* [Your objective]
Reproduce the records starting at the line containing "102, 961, 130]" and ending at the line containing "82, 1280, 95]", substituting "candle-rect" for every occurrence of "candle-body" and leaving everything else unchanged.

* [Material for this exercise]

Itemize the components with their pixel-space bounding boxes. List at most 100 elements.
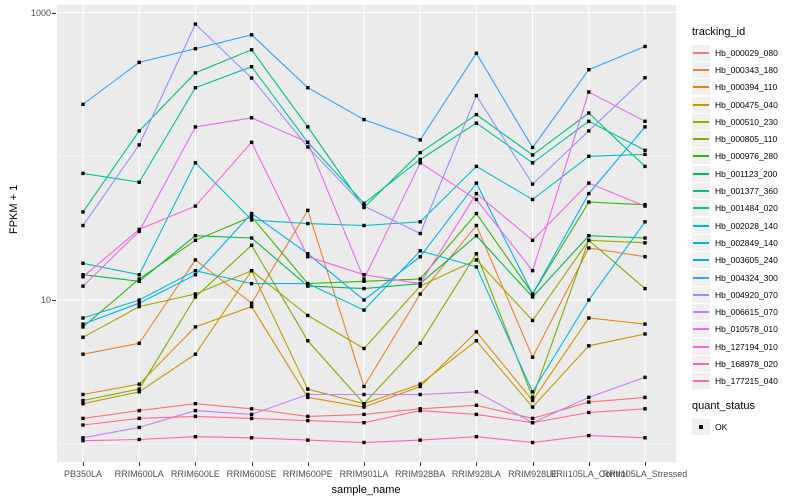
data-point	[306, 414, 310, 419]
data-point	[587, 90, 591, 94]
quant-ok-key	[692, 418, 710, 435]
legend-label: Hb_002849_140	[715, 237, 778, 248]
x-tick-mark	[364, 462, 365, 466]
data-point	[530, 145, 535, 150]
legend-label: Hb_000343_180	[715, 64, 778, 75]
legend-label: Hb_000029_080	[715, 47, 778, 58]
data-point	[306, 387, 310, 391]
legend-key	[692, 321, 710, 338]
x-tick-label: RRIM600PE	[282, 469, 333, 479]
data-point	[193, 435, 198, 439]
legend-key	[692, 183, 710, 200]
data-point	[81, 352, 85, 356]
legend-key	[692, 148, 710, 165]
data-point	[643, 375, 647, 379]
data-point	[362, 440, 366, 445]
data-point	[587, 111, 591, 115]
data-point	[643, 436, 647, 440]
legend-title-quant-status: quant_status	[692, 399, 755, 412]
data-point	[587, 410, 591, 415]
legend-key	[692, 234, 710, 251]
data-point	[530, 295, 535, 299]
data-point	[193, 402, 198, 406]
data-point	[530, 398, 535, 403]
x-tick-label: PB350LA	[63, 469, 103, 479]
legend-key	[692, 252, 710, 269]
legend-key	[692, 269, 710, 286]
data-point	[530, 390, 535, 394]
data-point	[306, 145, 310, 149]
legend-label: Hb_000394_110	[715, 82, 778, 93]
legend-line-swatch-icon	[693, 380, 709, 383]
data-point	[137, 279, 141, 283]
data-point	[193, 273, 198, 277]
x-tick-label: RRIM928LA	[451, 469, 501, 479]
x-tick-mark	[420, 462, 422, 466]
legend-line-swatch-icon	[693, 259, 709, 262]
data-point	[362, 346, 366, 351]
data-point	[643, 236, 647, 240]
gridlines	[57, 5, 676, 462]
data-point	[530, 238, 535, 242]
legend-label: Hb_004920_070	[715, 289, 778, 300]
data-point	[643, 220, 647, 224]
data-point	[418, 408, 422, 413]
data-point	[530, 355, 535, 359]
legend-item: Hb_003605_240	[692, 252, 798, 269]
data-point	[306, 395, 310, 400]
legend-key	[692, 44, 710, 61]
data-point	[418, 150, 422, 155]
data-point	[137, 227, 141, 232]
data-point	[81, 325, 85, 329]
legend-item: Hb_001123_200	[692, 165, 798, 182]
data-point	[193, 292, 198, 296]
data-point	[643, 119, 647, 123]
legend-item: Hb_004920_070	[692, 286, 798, 303]
data-point	[193, 22, 198, 26]
data-point	[81, 284, 85, 288]
legend-label: Hb_127194_010	[715, 341, 778, 352]
data-point	[249, 218, 254, 222]
data-point	[306, 281, 310, 286]
legend-label: Hb_001123_200	[715, 168, 778, 179]
legend-item: Hb_000805_110	[692, 130, 798, 148]
data-point	[81, 392, 85, 397]
data-point	[81, 398, 85, 403]
x-tick-label: RRIM600LA	[114, 469, 164, 479]
data-point	[474, 112, 479, 117]
data-point	[643, 204, 647, 208]
data-point	[362, 392, 366, 397]
data-point	[587, 298, 591, 302]
data-points	[81, 22, 647, 445]
data-point	[643, 395, 647, 400]
x-tick-label: RRIM928LE	[508, 469, 558, 479]
data-point	[306, 140, 310, 144]
legend-label: Hb_004324_300	[715, 272, 778, 283]
data-point	[362, 204, 366, 208]
data-point	[137, 129, 141, 133]
data-point	[587, 129, 591, 133]
data-point	[81, 273, 85, 277]
data-point	[418, 438, 422, 442]
data-point	[474, 181, 479, 185]
legend-line-swatch-icon	[693, 120, 709, 123]
data-point	[362, 384, 366, 389]
legend-line-swatch-icon	[693, 190, 709, 193]
data-point	[587, 433, 591, 438]
legend-label: Hb_177215_040	[715, 376, 778, 387]
legend-key	[692, 96, 710, 113]
legend-line-swatch-icon	[693, 293, 709, 296]
data-point	[81, 416, 85, 421]
data-point	[643, 152, 647, 157]
data-point	[587, 246, 591, 250]
data-point	[418, 220, 422, 224]
data-point	[643, 125, 647, 129]
data-point	[587, 238, 591, 242]
data-point	[362, 223, 366, 228]
data-point	[530, 161, 535, 165]
data-point	[530, 153, 535, 157]
legend-key	[692, 79, 710, 96]
legend-key	[692, 286, 710, 303]
data-point	[418, 382, 422, 386]
legend-quant-status: quant_status OK	[692, 400, 798, 435]
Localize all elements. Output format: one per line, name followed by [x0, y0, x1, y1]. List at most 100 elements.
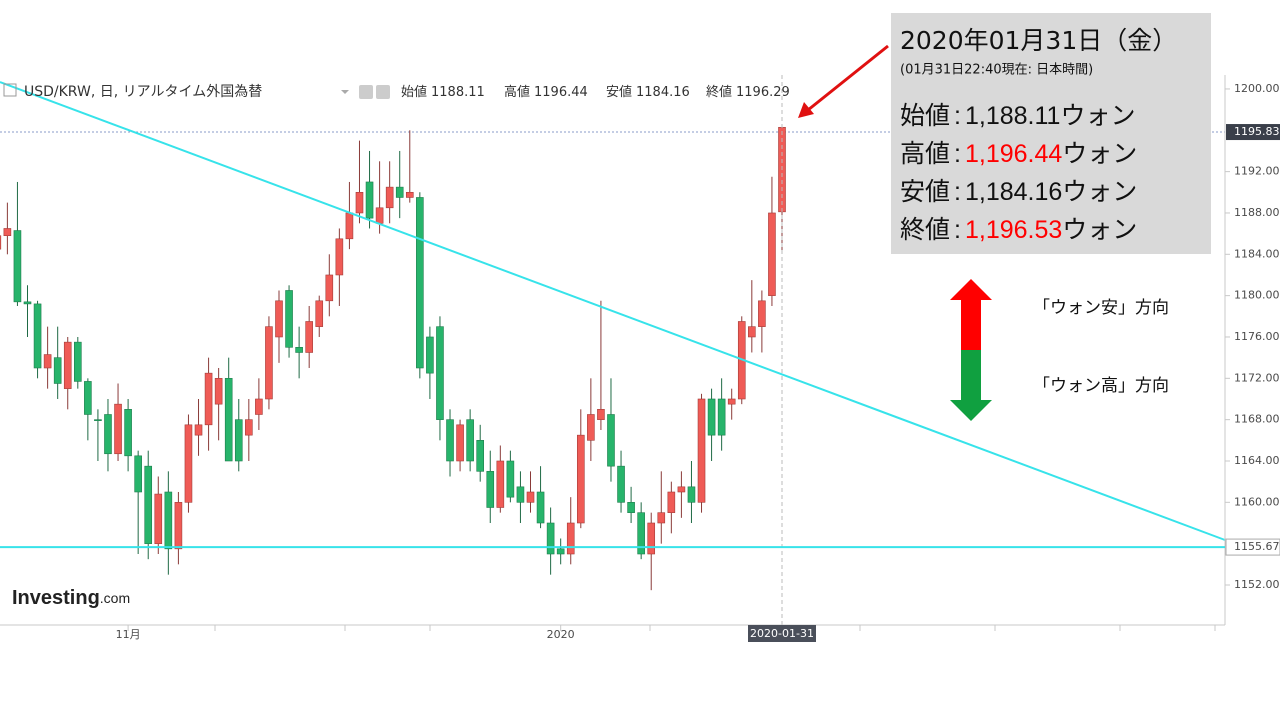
row-sep: :	[954, 102, 961, 130]
direction-label: 「ウォン高」方向	[1033, 376, 1169, 396]
candle-body	[748, 326, 756, 338]
candle-body	[597, 409, 605, 420]
annotation-row: 高値:1,196.44ウォン	[900, 140, 1137, 168]
row-label: 高値	[900, 140, 950, 168]
candle-body	[164, 491, 173, 550]
dropdown-icon[interactable]	[341, 90, 349, 94]
candle-body	[315, 300, 324, 327]
candle-body	[245, 419, 253, 436]
candle-body	[0, 235, 2, 250]
trend-line	[0, 81, 1226, 541]
row-unit: ウォン	[1062, 140, 1137, 168]
y-tick-label: 1200.00	[1234, 82, 1280, 95]
settings-icon[interactable]	[359, 85, 373, 99]
annotation-row: 終値:1,196.53ウォン	[900, 216, 1137, 244]
header-label: 始値	[401, 84, 427, 100]
candle-body	[325, 274, 334, 302]
candle-body	[516, 486, 525, 503]
candle-body	[416, 197, 424, 369]
header-value: 1184.16	[636, 85, 690, 100]
candle-body	[637, 512, 645, 555]
x-label-box	[748, 625, 816, 642]
candle-body	[617, 465, 625, 503]
candle-body	[727, 398, 736, 405]
up-arrow	[950, 279, 992, 350]
candle-body	[758, 300, 766, 327]
header-ohlc: 始値 1188.11 高値 1196.44 安値 1184.16 終値 1196.29	[401, 84, 790, 100]
candle-body	[667, 491, 676, 513]
symbol-icon	[3, 83, 17, 97]
candle-body	[174, 502, 183, 550]
y-tick-label: 1184.00	[1234, 247, 1280, 260]
candle-body	[556, 548, 565, 555]
candle-body	[275, 300, 283, 338]
candle-body	[74, 341, 82, 382]
candle-body	[576, 434, 585, 524]
candle-body	[466, 419, 474, 462]
candles	[0, 125, 786, 591]
close-icon[interactable]	[376, 85, 390, 99]
candle-body	[214, 378, 223, 405]
labels-layer: 1200.00 1192.00 1188.00 1184.00 1180.00 1176.…	[0, 82, 1280, 642]
candle-body	[697, 398, 706, 503]
header-value: 1188.11	[431, 85, 485, 100]
candle-body	[194, 424, 203, 436]
candle-body	[33, 303, 42, 369]
candle-body	[144, 465, 153, 544]
last-price-label: 1195.83	[1234, 125, 1280, 138]
candle-body	[124, 409, 132, 457]
candle-body	[496, 460, 505, 508]
row-value: 1,196.44	[965, 140, 1062, 168]
x-tick-label: 2020	[547, 628, 575, 641]
candle-body	[405, 191, 414, 198]
candle-body	[104, 414, 112, 455]
logo: Investing.com	[12, 587, 130, 609]
candle-body	[375, 207, 384, 224]
candle-body	[436, 326, 444, 420]
candle-body	[255, 398, 263, 415]
candle-body	[295, 347, 303, 353]
candle-body	[335, 238, 344, 276]
candle-body	[345, 212, 354, 240]
candle-body	[486, 471, 495, 508]
row-unit: ウォン	[1062, 178, 1137, 206]
candle-body	[476, 440, 485, 472]
candle-body	[677, 486, 686, 493]
candle-body	[768, 212, 776, 296]
header-value: 1196.29	[736, 85, 790, 100]
last-price-box	[1226, 124, 1280, 141]
row-value: 1,196.53	[965, 216, 1062, 244]
candle-body	[536, 491, 545, 524]
pointer-arrow-head	[798, 102, 814, 118]
candle-body	[546, 522, 555, 555]
candle-body	[395, 186, 404, 198]
row-label: 終値	[900, 216, 950, 244]
candle-body	[687, 486, 696, 503]
row-sep: :	[954, 178, 961, 206]
y-tick-label: 1192.00	[1234, 165, 1280, 178]
candle-body	[385, 186, 394, 209]
header-item: 安値 1184.16	[606, 84, 690, 100]
header-item: 終値 1196.29	[706, 84, 790, 100]
direction-label: 「ウォン安」方向	[1033, 298, 1169, 318]
y-tick-label: 1180.00	[1234, 289, 1280, 302]
y-tick-label: 1176.00	[1234, 330, 1280, 343]
candle-body	[184, 424, 193, 503]
row-label: 安値	[900, 178, 950, 206]
y-tick-label: 1160.00	[1234, 495, 1280, 508]
annotation-box	[891, 13, 1211, 254]
y-tick-label: 1164.00	[1234, 454, 1280, 467]
candle-body	[23, 301, 32, 305]
candle-body	[305, 321, 313, 353]
candle-body	[94, 419, 102, 421]
y-tick-label: 1168.00	[1234, 413, 1280, 426]
candle-body	[63, 341, 72, 389]
header-value: 1196.44	[534, 85, 588, 100]
row-sep: :	[954, 140, 961, 168]
candle-body	[446, 419, 454, 462]
candle-body	[134, 455, 142, 493]
row-label: 始値	[900, 102, 950, 130]
support-label: 1155.67	[1234, 540, 1280, 553]
header-item: 始値 1188.11	[401, 84, 485, 100]
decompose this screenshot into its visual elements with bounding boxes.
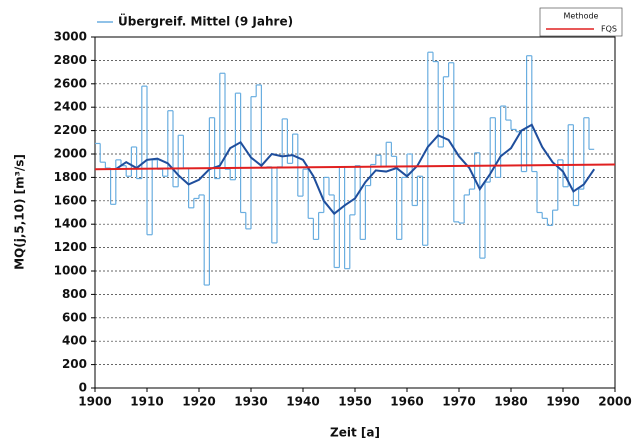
y-tick-label: 2400	[54, 100, 87, 114]
y-tick-label: 1200	[54, 240, 87, 254]
y-tick-label: 200	[62, 357, 87, 371]
x-axis-label: Zeit [a]	[330, 426, 380, 440]
x-tick-label: 1930	[234, 395, 267, 409]
y-tick-label: 600	[62, 310, 87, 324]
y-tick-label: 2200	[54, 123, 87, 137]
y-tick-label: 0	[79, 381, 87, 395]
x-tick-label: 2000	[598, 395, 631, 409]
x-tick-label: 1910	[130, 395, 163, 409]
x-tick-label: 1960	[390, 395, 423, 409]
y-tick-label: 1000	[54, 264, 87, 278]
legend-box	[539, 7, 623, 37]
y-tick-label: 2600	[54, 76, 87, 90]
x-tick-label: 1990	[546, 395, 579, 409]
y-axis-label: MQ(j,5,10) [m³/s]	[13, 154, 27, 270]
x-tick-label: 1920	[182, 395, 215, 409]
legend-label: FQS	[601, 25, 617, 34]
legend-label: Übergreif. Mittel (9 Jahre)	[118, 14, 293, 29]
y-tick-label: 800	[62, 287, 87, 301]
plot-frame	[94, 36, 616, 389]
series-line	[115, 123, 596, 216]
y-tick-label: 1400	[54, 217, 87, 231]
y-tick-label: 3000	[54, 30, 87, 44]
x-tick-label: 1980	[494, 395, 527, 409]
x-tick-label: 1970	[442, 395, 475, 409]
y-tick-label: 400	[62, 334, 87, 348]
x-tick-label: 1940	[286, 395, 319, 409]
y-tick-label: 1800	[54, 170, 87, 184]
y-tick-label: 2000	[54, 147, 87, 161]
x-tick-label: 1950	[338, 395, 371, 409]
x-tick-label: 1900	[78, 395, 111, 409]
y-tick-label: 2800	[54, 53, 87, 67]
series-line	[94, 163, 616, 171]
y-tick-label: 1600	[54, 193, 87, 207]
legend-title: Methode	[564, 12, 599, 21]
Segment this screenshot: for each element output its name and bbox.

* [Exercise response]
row-sep: :	[954, 102, 961, 130]
direction-label: 「ウォン高」方向	[1033, 376, 1169, 396]
candle-rect	[748, 326, 756, 338]
candle-rect	[597, 409, 605, 420]
annotation-row: 高値:1,196.44ウォン	[900, 140, 1137, 168]
row-label: 高値	[900, 140, 950, 168]
candle-rect	[164, 491, 173, 550]
dropdown-icon[interactable]	[341, 90, 349, 94]
candle-rect	[315, 300, 324, 327]
candle-rect	[245, 419, 253, 436]
candle-rect	[0, 235, 2, 250]
trend-line	[0, 81, 1226, 541]
row-unit: ウォン	[1062, 140, 1137, 168]
y-tick-label: 1200.00	[1234, 82, 1280, 95]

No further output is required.